- [Your goal]
Say only how many lines contain the word "colors".

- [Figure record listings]
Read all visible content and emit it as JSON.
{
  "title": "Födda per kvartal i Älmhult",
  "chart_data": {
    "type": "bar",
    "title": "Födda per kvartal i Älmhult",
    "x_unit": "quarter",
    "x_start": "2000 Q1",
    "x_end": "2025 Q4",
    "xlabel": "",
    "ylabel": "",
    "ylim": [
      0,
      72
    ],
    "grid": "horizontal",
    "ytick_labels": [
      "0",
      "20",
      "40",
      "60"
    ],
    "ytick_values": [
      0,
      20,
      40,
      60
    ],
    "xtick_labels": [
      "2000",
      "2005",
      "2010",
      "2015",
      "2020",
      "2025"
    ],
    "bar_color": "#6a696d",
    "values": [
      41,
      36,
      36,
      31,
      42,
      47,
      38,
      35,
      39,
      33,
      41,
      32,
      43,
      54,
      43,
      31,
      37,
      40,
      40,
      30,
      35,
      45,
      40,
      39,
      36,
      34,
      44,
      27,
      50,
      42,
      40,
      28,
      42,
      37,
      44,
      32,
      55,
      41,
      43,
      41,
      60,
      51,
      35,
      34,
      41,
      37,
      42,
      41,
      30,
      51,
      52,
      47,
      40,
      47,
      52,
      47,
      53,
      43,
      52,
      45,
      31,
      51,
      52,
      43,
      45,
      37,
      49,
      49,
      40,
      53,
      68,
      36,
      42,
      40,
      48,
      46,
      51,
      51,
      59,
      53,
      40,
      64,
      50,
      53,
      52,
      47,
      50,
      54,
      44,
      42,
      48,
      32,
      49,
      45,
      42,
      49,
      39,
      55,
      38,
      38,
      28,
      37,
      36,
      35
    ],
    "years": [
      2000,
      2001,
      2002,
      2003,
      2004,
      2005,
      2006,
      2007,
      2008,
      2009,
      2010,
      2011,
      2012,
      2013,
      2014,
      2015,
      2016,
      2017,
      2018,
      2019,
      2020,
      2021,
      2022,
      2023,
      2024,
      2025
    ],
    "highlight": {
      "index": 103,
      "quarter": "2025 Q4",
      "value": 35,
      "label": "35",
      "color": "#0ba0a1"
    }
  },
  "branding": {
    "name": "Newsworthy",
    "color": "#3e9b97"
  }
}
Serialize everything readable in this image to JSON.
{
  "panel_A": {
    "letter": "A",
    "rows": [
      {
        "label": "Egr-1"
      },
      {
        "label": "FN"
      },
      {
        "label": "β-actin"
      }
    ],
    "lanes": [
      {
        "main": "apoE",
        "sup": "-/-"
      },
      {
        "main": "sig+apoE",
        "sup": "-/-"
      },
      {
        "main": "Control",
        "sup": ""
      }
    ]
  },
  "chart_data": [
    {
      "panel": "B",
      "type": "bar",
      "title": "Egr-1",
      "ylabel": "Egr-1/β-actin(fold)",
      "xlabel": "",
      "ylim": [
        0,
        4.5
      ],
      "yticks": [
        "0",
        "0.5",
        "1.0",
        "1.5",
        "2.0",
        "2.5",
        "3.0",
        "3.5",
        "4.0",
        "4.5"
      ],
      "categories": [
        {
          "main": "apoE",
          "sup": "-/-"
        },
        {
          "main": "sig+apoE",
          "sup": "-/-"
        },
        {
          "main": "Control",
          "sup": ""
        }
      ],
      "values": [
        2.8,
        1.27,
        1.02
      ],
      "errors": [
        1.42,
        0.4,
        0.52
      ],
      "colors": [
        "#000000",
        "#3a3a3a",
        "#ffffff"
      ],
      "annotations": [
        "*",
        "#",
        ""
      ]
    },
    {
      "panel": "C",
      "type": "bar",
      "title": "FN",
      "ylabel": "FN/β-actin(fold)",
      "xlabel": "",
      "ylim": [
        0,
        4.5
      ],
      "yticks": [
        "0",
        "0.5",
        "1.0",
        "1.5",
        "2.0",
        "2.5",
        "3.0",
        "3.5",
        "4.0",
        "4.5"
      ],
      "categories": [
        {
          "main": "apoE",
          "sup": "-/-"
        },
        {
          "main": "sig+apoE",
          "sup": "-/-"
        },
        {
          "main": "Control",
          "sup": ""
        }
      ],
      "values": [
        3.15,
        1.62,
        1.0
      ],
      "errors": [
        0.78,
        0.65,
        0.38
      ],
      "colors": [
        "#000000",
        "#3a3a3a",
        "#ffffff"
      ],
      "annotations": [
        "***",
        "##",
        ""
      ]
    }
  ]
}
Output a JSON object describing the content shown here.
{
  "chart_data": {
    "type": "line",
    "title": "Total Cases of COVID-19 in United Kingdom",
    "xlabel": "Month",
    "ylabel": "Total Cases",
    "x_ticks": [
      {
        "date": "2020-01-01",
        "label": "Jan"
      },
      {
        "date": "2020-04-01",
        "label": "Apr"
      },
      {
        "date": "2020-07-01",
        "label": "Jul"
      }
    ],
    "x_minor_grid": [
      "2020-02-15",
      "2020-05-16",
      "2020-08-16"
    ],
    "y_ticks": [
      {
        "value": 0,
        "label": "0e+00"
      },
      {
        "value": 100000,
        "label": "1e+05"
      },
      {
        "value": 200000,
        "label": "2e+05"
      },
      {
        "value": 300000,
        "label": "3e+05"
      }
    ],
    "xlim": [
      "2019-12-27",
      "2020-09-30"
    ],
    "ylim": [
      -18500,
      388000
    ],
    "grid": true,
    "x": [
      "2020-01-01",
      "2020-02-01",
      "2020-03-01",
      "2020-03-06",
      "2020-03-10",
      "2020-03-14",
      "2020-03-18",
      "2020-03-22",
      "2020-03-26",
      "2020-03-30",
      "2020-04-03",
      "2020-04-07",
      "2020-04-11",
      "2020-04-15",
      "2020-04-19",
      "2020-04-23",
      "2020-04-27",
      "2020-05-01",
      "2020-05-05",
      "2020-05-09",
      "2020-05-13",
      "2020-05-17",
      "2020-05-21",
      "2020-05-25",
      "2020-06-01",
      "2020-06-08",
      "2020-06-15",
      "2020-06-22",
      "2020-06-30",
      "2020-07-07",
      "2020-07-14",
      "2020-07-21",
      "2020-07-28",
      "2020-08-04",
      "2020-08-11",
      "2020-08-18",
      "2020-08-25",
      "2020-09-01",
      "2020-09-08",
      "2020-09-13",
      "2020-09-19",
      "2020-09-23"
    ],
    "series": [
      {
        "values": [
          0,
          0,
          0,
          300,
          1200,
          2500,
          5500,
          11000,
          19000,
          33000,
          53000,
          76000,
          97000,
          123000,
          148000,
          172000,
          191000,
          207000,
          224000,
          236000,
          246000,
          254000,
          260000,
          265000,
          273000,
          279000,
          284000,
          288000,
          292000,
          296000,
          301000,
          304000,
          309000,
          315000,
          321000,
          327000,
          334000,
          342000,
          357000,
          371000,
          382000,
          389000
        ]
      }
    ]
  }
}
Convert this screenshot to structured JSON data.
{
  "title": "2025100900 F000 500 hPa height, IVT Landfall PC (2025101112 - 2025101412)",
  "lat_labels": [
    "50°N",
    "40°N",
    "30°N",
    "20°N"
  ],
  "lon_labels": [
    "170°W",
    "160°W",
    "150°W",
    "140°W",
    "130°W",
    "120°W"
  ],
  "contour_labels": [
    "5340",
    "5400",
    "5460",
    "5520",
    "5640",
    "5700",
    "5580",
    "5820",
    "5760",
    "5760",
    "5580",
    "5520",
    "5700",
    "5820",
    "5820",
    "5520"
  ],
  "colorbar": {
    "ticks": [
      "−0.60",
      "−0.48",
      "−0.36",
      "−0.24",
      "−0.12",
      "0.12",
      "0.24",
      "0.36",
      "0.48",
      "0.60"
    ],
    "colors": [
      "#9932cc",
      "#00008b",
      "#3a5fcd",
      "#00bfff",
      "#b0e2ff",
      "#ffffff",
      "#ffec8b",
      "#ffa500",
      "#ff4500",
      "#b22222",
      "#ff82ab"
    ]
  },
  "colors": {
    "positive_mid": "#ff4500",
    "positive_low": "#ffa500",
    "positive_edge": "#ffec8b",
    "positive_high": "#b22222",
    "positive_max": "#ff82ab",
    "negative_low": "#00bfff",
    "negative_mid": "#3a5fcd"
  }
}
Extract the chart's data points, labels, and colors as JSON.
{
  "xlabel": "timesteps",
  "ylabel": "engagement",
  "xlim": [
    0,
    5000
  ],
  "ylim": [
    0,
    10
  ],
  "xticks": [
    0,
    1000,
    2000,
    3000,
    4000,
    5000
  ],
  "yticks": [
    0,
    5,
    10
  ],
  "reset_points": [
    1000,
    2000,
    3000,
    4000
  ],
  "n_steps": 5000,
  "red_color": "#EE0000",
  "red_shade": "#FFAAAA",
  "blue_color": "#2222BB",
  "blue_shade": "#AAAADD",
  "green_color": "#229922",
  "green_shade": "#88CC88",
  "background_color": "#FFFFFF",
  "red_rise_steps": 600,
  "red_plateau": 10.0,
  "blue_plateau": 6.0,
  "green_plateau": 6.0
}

- [Solution to the problem]
5